** start EXERCISE MATERIAL **
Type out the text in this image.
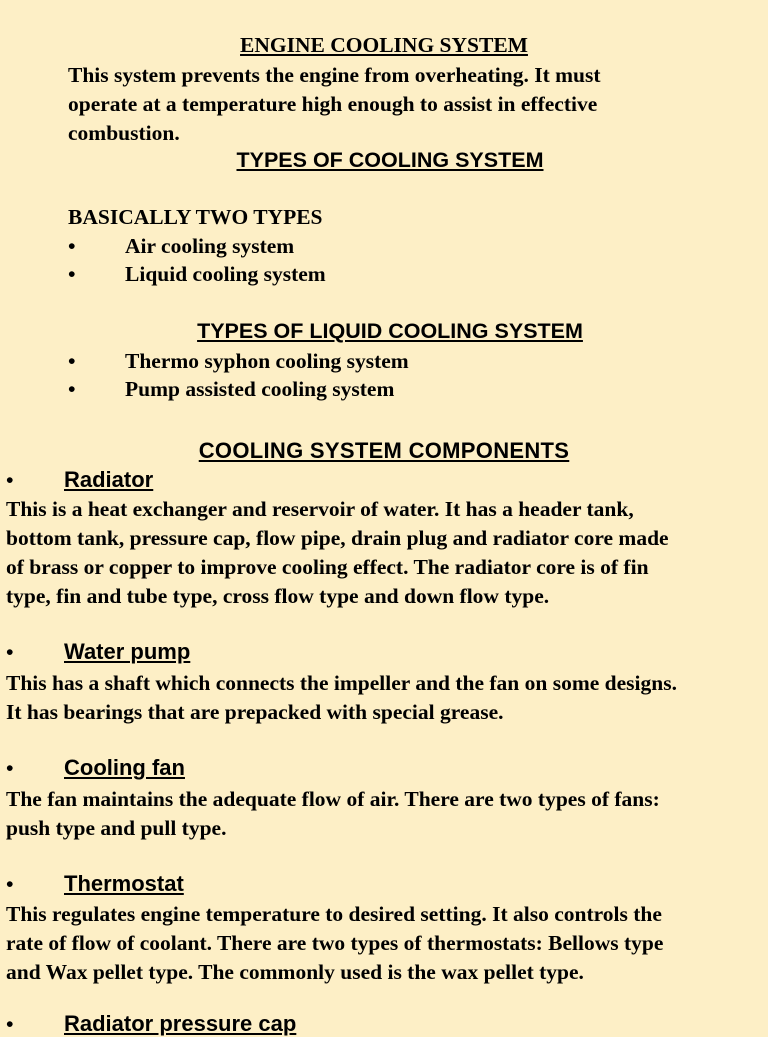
ENGINE COOLING SYSTEM
This system prevents the engine from overheating. It must
operate at a temperature high enough to assist in effective
combustion.
TYPES OF COOLING SYSTEM
BASICALLY TWO TYPES
• Air cooling system
• Liquid cooling system
TYPES OF LIQUID COOLING SYSTEM
• Thermo syphon cooling system
• Pump assisted cooling system
COOLING SYSTEM COMPONENTS
• Radiator
This is a heat exchanger and reservoir of water. It has a header tank,
bottom tank, pressure cap, flow pipe, drain plug and radiator core made
of brass or copper to improve cooling effect. The radiator core is of fin
type, fin and tube type, cross flow type and down flow type.
• Water pump
This has a shaft which connects the impeller and the fan on some designs.
It has bearings that are prepacked with special grease.
• Cooling fan
The fan maintains the adequate flow of air. There are two types of fans:
push type and pull type.
• Thermostat
This regulates engine temperature to desired setting. It also controls the
rate of flow of coolant. There are two types of thermostats: Bellows type
and Wax pellet type. The commonly used is the wax pellet type.
• Radiator pressure cap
** end EXERCISE MATERIAL **
• WHAT TO WORK ON: Write out every entry again word for word, without any of the pictures.

• TASK OUTPUT:
Type out the text in this image.
ENGINE COOLING SYSTEM
This system prevents the engine from overheating. It must
operate at a temperature high enough to assist in effective
combustion.
TYPES OF COOLING SYSTEM
BASICALLY TWO TYPES
• Air cooling system
• Liquid cooling system
TYPES OF LIQUID COOLING SYSTEM
• Thermo syphon cooling system
• Pump assisted cooling system
COOLING SYSTEM COMPONENTS
• Radiator
This is a heat exchanger and reservoir of water. It has a header tank,
bottom tank, pressure cap, flow pipe, drain plug and radiator core made
of brass or copper to improve cooling effect. The radiator core is of fin
type, fin and tube type, cross flow type and down flow type.
• Water pump
This has a shaft which connects the impeller and the fan on some designs.
It has bearings that are prepacked with special grease.
• Cooling fan
The fan maintains the adequate flow of air. There are two types of fans:
push type and pull type.
• Thermostat
This regulates engine temperature to desired setting. It also controls the
rate of flow of coolant. There are two types of thermostats: Bellows type
and Wax pellet type. The commonly used is the wax pellet type.
• Radiator pressure cap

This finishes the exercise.